Locate the lines where "bottom" occurs and copy them as they stand.

★ ★ ★

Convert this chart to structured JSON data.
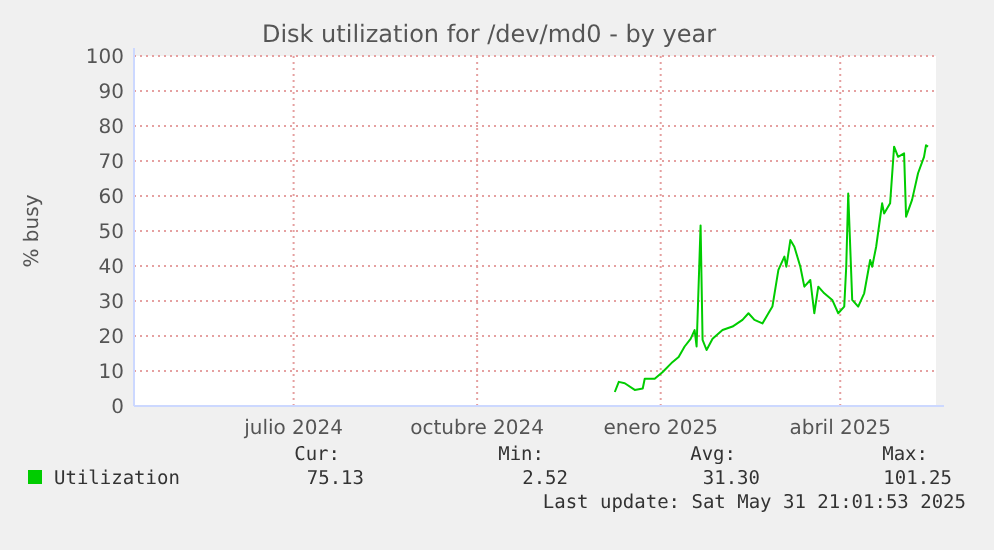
{
  "chart_data": {
    "type": "line",
    "title": "Disk utilization for /dev/md0 - by year",
    "ylabel": "% busy",
    "x": [
      "2024-12-09",
      "2024-12-11",
      "2024-12-14",
      "2024-12-19",
      "2024-12-23",
      "2024-12-24",
      "2024-12-29",
      "2025-01-02",
      "2025-01-07",
      "2025-01-10",
      "2025-01-13",
      "2025-01-16",
      "2025-01-18",
      "2025-01-19",
      "2025-01-21",
      "2025-01-22",
      "2025-01-24",
      "2025-01-27",
      "2025-02-01",
      "2025-02-06",
      "2025-02-11",
      "2025-02-14",
      "2025-02-17",
      "2025-02-21",
      "2025-02-24",
      "2025-02-26",
      "2025-03-01",
      "2025-03-04",
      "2025-03-05",
      "2025-03-07",
      "2025-03-09",
      "2025-03-12",
      "2025-03-14",
      "2025-03-17",
      "2025-03-19",
      "2025-03-21",
      "2025-03-24",
      "2025-03-28",
      "2025-03-31",
      "2025-04-03",
      "2025-04-04",
      "2025-04-05",
      "2025-04-07",
      "2025-04-10",
      "2025-04-13",
      "2025-04-16",
      "2025-04-17",
      "2025-04-19",
      "2025-04-22",
      "2025-04-23",
      "2025-04-26",
      "2025-04-28",
      "2025-04-30",
      "2025-05-03",
      "2025-05-04",
      "2025-05-07",
      "2025-05-10",
      "2025-05-13",
      "2025-05-14",
      "2025-05-15"
    ],
    "series": [
      {
        "name": "Utilization",
        "color": "#00cc00",
        "values": [
          4.0,
          6.9,
          6.5,
          4.6,
          5.0,
          7.8,
          7.8,
          9.7,
          12.6,
          14.0,
          17.0,
          19.2,
          21.7,
          17.0,
          51.6,
          18.9,
          16.0,
          19.2,
          21.7,
          22.7,
          24.6,
          26.5,
          24.6,
          23.6,
          26.5,
          28.4,
          38.9,
          42.7,
          39.8,
          47.4,
          45.5,
          39.8,
          34.1,
          36.0,
          26.5,
          34.1,
          32.2,
          30.3,
          26.5,
          28.4,
          39.8,
          60.7,
          30.3,
          28.4,
          32.2,
          41.7,
          39.8,
          45.5,
          57.9,
          55.0,
          57.9,
          74.1,
          71.2,
          72.2,
          54.1,
          58.9,
          66.5,
          71.2,
          74.5,
          74.1
        ]
      }
    ],
    "xlim": [
      "2024-04-12",
      "2025-05-19"
    ],
    "xticks": [
      {
        "value": "2024-07-01",
        "label": "julio 2024"
      },
      {
        "value": "2024-10-01",
        "label": "octubre 2024"
      },
      {
        "value": "2025-01-01",
        "label": "enero 2025"
      },
      {
        "value": "2025-04-01",
        "label": "abril 2025"
      }
    ],
    "ylim": [
      0,
      100
    ],
    "yticks": [
      0,
      10,
      20,
      30,
      40,
      50,
      60,
      70,
      80,
      90,
      100
    ],
    "grid": true,
    "legend": "bottom",
    "line_style": "solid",
    "marker": "none",
    "annotations": [
      "Cur:",
      "Min:",
      "Avg:",
      "Max:",
      "75.13",
      "2.52",
      "31.30",
      "101.25",
      "Last update: Sat May 31 21:01:53 2025"
    ]
  }
}
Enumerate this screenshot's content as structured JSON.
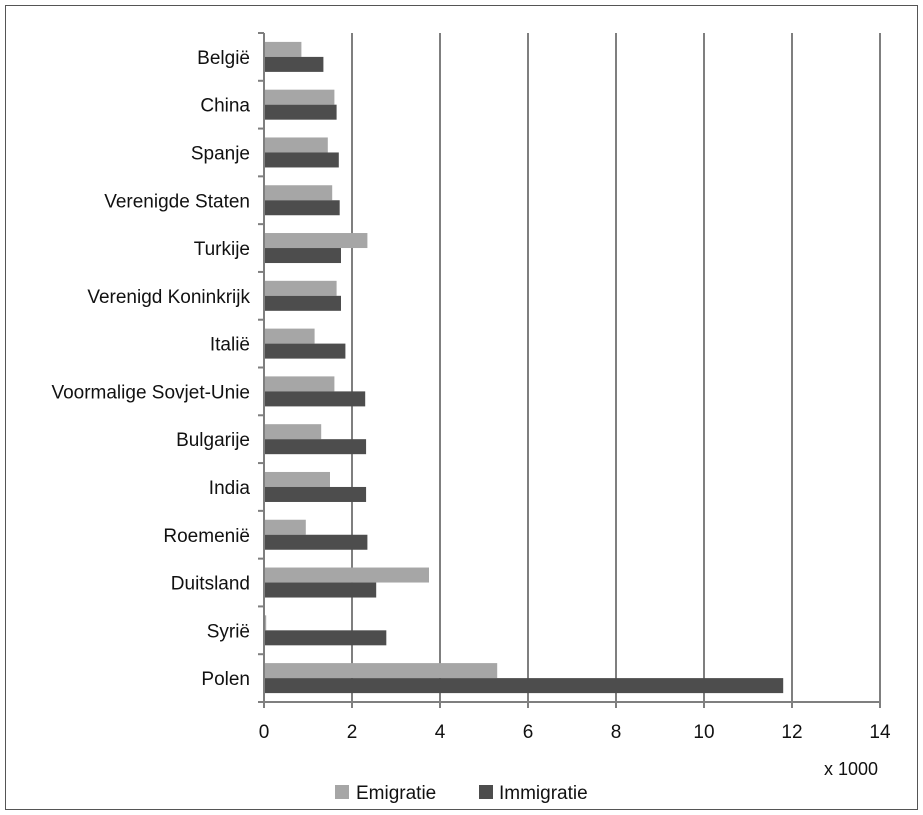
{
  "chart_data": {
    "type": "bar",
    "orientation": "horizontal",
    "categories": [
      "België",
      "China",
      "Spanje",
      "Verenigde Staten",
      "Turkije",
      "Verenigd Koninkrijk",
      "Italië",
      "Voormalige Sovjet-Unie",
      "Bulgarije",
      "India",
      "Roemenië",
      "Duitsland",
      "Syrië",
      "Polen"
    ],
    "series": [
      {
        "name": "Emigratie",
        "color": "#a6a6a6",
        "values": [
          0.85,
          1.6,
          1.45,
          1.55,
          2.35,
          1.65,
          1.15,
          1.6,
          1.3,
          1.5,
          0.95,
          3.75,
          0.05,
          5.3
        ]
      },
      {
        "name": "Immigratie",
        "color": "#4d4d4d",
        "values": [
          1.35,
          1.65,
          1.7,
          1.72,
          1.75,
          1.75,
          1.85,
          2.3,
          2.32,
          2.32,
          2.35,
          2.55,
          2.78,
          11.8
        ]
      }
    ],
    "xlim": [
      0,
      14
    ],
    "xticks": [
      "0",
      "2",
      "4",
      "6",
      "8",
      "10",
      "12",
      "14"
    ],
    "unit_label": "x 1000",
    "grid": true,
    "legend_position": "bottom"
  }
}
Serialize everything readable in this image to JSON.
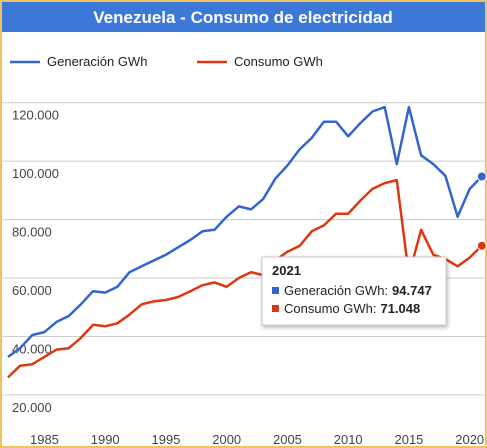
{
  "chart_data": {
    "type": "line",
    "title": "Venezuela - Consumo de electricidad",
    "x": [
      1982,
      1983,
      1984,
      1985,
      1986,
      1987,
      1988,
      1989,
      1990,
      1991,
      1992,
      1993,
      1994,
      1995,
      1996,
      1997,
      1998,
      1999,
      2000,
      2001,
      2002,
      2003,
      2004,
      2005,
      2006,
      2007,
      2008,
      2009,
      2010,
      2011,
      2012,
      2013,
      2014,
      2015,
      2016,
      2017,
      2018,
      2019,
      2020,
      2021
    ],
    "series": [
      {
        "name": "Generación GWh",
        "color": "#3366cc",
        "values": [
          33000,
          36000,
          40500,
          41500,
          45000,
          47000,
          51000,
          55500,
          55000,
          57000,
          62000,
          64000,
          66000,
          68000,
          70500,
          73000,
          76000,
          76500,
          81000,
          84500,
          83500,
          87000,
          94000,
          98500,
          104000,
          108000,
          113500,
          113500,
          108500,
          113000,
          117000,
          118500,
          99000,
          118500,
          102000,
          99000,
          95000,
          81000,
          90500,
          94747
        ]
      },
      {
        "name": "Consumo GWh",
        "color": "#dc3912",
        "values": [
          26000,
          30000,
          30500,
          33000,
          35500,
          36000,
          39500,
          44000,
          43500,
          44500,
          47500,
          51000,
          52000,
          52500,
          53500,
          55500,
          57500,
          58500,
          57000,
          60000,
          62000,
          61000,
          66000,
          69000,
          71000,
          76000,
          78000,
          82000,
          82000,
          86500,
          90500,
          92500,
          93500,
          61000,
          76500,
          68000,
          66500,
          64000,
          67000,
          71048
        ]
      }
    ],
    "xlim": [
      1982,
      2022
    ],
    "xticks": [
      1985,
      1990,
      1995,
      2000,
      2005,
      2010,
      2015,
      2020
    ],
    "ylim": [
      8000,
      124000
    ],
    "yticks": [
      {
        "value": 20000,
        "label": "20.000"
      },
      {
        "value": 40000,
        "label": "40.000"
      },
      {
        "value": 60000,
        "label": "60.000"
      },
      {
        "value": 80000,
        "label": "80.000"
      },
      {
        "value": 100000,
        "label": "100.000"
      },
      {
        "value": 120000,
        "label": "120.000"
      }
    ],
    "grid": true,
    "legend": "top",
    "tooltip": {
      "title": "2021",
      "rows": [
        {
          "label": "Generación GWh:",
          "value": "94.747"
        },
        {
          "label": "Consumo GWh:",
          "value": "71.048"
        }
      ]
    }
  }
}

★ ★ ★

-- Task response --
    "legend": "bottom",
    "legend_position": "bottom"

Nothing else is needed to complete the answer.